Nous avons besoin de Dieu, Dieu qui s’approche, pour comprendre le vrai sens de nos vies.
Plus tard, Jésus dira à ses disciples : « Vous êtes la lumière du monde ». Si nous sommes disciples de Jésus, nous avons à être lumière au milieu des ténèbres.

Et Jésus ajoute : « Que votre lumière brille devant les hommes. Alors, voyant ce que vous faites de bien, ils rendront grâce à votre Père qui est aux cieux. »
Alors, pour reprendre les paroles de saint Paul : « Du milieu des drames qui nous entourent, ne nous lassons pas de faire le Bien, car le moment venu, nous récolterons si nous ne perdons pas courage. »(Lettre de saint Paul aux Galates – ch 6, v 9)
Je me permets aussi de relever ces propos de saint Paul adressés aux chrétiens de Corinthe :
« Ayez tous un même langage, qu’il n’y ait pas de division entre vous. Il m’a été rapporté à votre sujet, mes frères, qu’il y a entre vous des divisions. »
Je ne veux pas trop insister sur le sujet, car nous le savons, ces divisions existent et elles sont douloureuses.
Il n’est pas anormal qu’il y ait des analyses différentes, surtout dans des situations complexes, mais cela ne justifie jamais les insultes, les violences et autres intrigues.
Pour nous, chrétiens, notre unité est dans le Christ, qui est mort et ressuscité pour nous réconcilier avec Dieu et entre nous.
Je ne sais comment faire, ni en réalité que dire. Supplions le Seigneur qu’il nous accorde la sagesse, qu’il nous donne le courage de renoncer à la rancoeur, à la vengeance et à la haine.
Nous ne pouvons pas ne pas entendre cet appel de saint Paul.

Dans l’Evangile nous est aussi rapporté l’appel des premiers disciples de Jésus. Premiers disciples que Jésus vient chercher au milieu de leur travail.

▶ [Consigne] Poursuivez l'extrait sur la lumière et l'unité des chrétiens à la suite de sa dernière phrase.

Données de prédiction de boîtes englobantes

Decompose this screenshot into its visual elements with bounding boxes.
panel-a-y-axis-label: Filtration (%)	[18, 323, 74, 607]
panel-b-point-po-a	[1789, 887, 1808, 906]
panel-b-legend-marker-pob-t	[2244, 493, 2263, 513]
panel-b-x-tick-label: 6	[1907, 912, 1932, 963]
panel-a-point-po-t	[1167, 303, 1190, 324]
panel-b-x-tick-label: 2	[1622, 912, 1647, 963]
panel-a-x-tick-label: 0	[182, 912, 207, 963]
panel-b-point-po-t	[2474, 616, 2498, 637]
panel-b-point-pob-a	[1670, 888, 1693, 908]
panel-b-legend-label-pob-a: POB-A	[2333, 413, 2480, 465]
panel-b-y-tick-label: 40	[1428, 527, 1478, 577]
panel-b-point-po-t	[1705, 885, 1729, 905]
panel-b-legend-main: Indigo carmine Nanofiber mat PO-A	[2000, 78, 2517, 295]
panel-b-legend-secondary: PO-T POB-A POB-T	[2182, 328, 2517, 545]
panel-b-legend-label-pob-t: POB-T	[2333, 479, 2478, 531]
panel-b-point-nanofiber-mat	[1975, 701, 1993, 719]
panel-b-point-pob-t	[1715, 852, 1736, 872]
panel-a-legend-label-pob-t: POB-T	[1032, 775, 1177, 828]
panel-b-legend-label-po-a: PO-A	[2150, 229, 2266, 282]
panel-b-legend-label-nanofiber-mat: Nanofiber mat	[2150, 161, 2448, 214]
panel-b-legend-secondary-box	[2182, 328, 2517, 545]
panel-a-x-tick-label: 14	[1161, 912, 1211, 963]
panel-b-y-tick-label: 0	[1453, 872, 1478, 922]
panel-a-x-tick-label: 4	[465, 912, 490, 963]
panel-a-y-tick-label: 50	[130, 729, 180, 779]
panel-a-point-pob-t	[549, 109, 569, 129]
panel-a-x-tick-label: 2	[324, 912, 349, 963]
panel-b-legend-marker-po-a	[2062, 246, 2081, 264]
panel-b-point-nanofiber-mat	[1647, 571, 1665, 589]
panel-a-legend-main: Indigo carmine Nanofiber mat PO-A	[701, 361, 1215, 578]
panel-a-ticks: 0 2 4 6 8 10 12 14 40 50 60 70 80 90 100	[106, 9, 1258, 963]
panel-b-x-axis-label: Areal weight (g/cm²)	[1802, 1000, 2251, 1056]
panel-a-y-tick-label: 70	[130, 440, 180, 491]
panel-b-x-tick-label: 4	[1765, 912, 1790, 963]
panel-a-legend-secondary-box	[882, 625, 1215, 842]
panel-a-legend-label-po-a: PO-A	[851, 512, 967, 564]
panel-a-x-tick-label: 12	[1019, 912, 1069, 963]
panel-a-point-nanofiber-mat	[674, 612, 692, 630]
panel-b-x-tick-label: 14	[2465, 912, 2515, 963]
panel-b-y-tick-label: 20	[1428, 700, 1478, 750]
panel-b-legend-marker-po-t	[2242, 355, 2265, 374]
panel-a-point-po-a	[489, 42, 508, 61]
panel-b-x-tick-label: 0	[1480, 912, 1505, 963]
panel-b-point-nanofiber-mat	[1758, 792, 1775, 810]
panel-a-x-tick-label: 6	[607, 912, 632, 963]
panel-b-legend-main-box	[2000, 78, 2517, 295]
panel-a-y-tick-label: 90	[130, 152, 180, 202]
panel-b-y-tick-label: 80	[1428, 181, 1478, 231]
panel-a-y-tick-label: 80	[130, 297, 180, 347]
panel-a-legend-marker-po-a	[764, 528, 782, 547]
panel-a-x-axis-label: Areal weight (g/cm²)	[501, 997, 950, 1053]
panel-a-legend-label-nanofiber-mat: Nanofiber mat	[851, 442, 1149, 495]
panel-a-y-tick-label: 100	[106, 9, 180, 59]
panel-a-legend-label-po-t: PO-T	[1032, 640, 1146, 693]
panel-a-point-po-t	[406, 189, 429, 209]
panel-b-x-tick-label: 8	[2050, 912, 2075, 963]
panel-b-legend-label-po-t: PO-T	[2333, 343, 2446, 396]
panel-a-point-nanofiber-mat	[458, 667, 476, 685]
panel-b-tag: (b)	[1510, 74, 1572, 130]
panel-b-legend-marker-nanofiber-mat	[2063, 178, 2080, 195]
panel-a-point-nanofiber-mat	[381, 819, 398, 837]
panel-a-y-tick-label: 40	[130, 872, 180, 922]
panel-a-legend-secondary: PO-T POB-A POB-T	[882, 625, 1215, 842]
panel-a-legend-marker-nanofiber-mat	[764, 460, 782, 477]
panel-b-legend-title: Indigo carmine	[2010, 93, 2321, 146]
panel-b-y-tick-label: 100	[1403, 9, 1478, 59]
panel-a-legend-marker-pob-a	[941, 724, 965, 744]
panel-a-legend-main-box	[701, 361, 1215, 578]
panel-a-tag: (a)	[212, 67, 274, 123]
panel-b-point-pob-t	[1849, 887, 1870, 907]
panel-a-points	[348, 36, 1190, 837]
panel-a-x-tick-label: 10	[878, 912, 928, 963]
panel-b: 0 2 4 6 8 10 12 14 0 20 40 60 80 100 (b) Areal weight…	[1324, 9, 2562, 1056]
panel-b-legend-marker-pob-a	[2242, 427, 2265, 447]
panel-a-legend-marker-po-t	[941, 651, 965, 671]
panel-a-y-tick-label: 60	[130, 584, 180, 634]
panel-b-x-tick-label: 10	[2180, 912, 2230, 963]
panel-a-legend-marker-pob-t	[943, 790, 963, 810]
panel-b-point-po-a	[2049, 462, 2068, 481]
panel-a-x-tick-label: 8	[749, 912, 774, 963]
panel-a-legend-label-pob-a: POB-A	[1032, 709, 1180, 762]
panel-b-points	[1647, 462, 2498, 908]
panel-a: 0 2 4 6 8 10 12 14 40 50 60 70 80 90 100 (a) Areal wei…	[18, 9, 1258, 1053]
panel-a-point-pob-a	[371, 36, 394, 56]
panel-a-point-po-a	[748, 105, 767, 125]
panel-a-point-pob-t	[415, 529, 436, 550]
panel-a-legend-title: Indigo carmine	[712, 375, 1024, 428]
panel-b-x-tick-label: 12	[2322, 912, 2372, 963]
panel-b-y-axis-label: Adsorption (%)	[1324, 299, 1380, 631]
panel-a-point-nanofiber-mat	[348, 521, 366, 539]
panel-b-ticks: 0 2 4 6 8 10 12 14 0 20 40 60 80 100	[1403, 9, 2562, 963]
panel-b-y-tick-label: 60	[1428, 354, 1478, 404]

▶ [Réponse attendue]
Tout commence par un regard. Il nous est dit que Jésus « vit ». Il a posé son regard sur chacun d’entre eux. Il voit en eux plus qu’eux-mêmes. Un regard bienveillant qui réveille en eux ce qu’il y a de plus beau, de plus généreux.
Il s’agit d’abord de Pierre et André, deux frères, puis de Jacques et Jean, encore deux frères. C’étaient des pécheurs.
Pierre et André, Jacques et Jean, vont suivre Jésus. « Aussitôt ils le suivirent. »
Suivre Jésus n’est pas réservé à quelques originaux qui auraient une mission spéciale. Suivre Jésus, c’est la définition de ce qu’est un chrétien. C’est chacun de nous qui est appelé à suivre Jésus.
Tous, nous sommes appelés à suivre Jésus selon des modalités propres à chacun. C’est ce qu’avait compris François de Sales lorsqu’il dit que la dévotion doit être proposée à tous et vécue par tous, selon les conditions particulières de la vie de chacun. Il l’exprime dans un langage « agricole » :
« Dieu commanda à la Création, aux plantes, de porter leurs fruits chacun selon leur genre. Ainsi commanda-t-il aux chrétiens, qui sont les plantes vivantes de son Eglise, qu’ils produisent des fruits de dévotion, un chacun selon sa qualité et sa vocation. La dévotion doit différemment être exercée par le gentilhomme, par l’artisan, le valet, par la veuve, par la fille. Et non seulement cela, mais il faut l’accommoder aux forces et affaires et devoirs de chacun. »
Il s’agit d’être un agriculteur, un paysan, un éleveur chrétien, disciple de Jésus.

Il nous est dit que Pierre et André laissent leurs filets et que Jacques et Jean, leur barque et leur père.
Qu’est-ce que cela signifie pour nous ?
Faut-il laisser derrière nous nos femmes, nos troupeaux ? Non.
Mais suivre Jésus, être chrétien, modifie notre relation aux biens matériels, à l’économie et aux personnes.
Il est légitime de gagner sa vie, mais le but n’est pas de s’enrichir. Le but de notre vie ne peut pas être notre porte-monnaie.
Bien-sûr, nous avons à prendre soin de nos proches, de nos parents, mais nous ne leur appartenons pas et ils ne nous appartiennent pas. Nous appartenons au Christ.
Comment suivre le Christ quand on est éleveur et agriculteur ?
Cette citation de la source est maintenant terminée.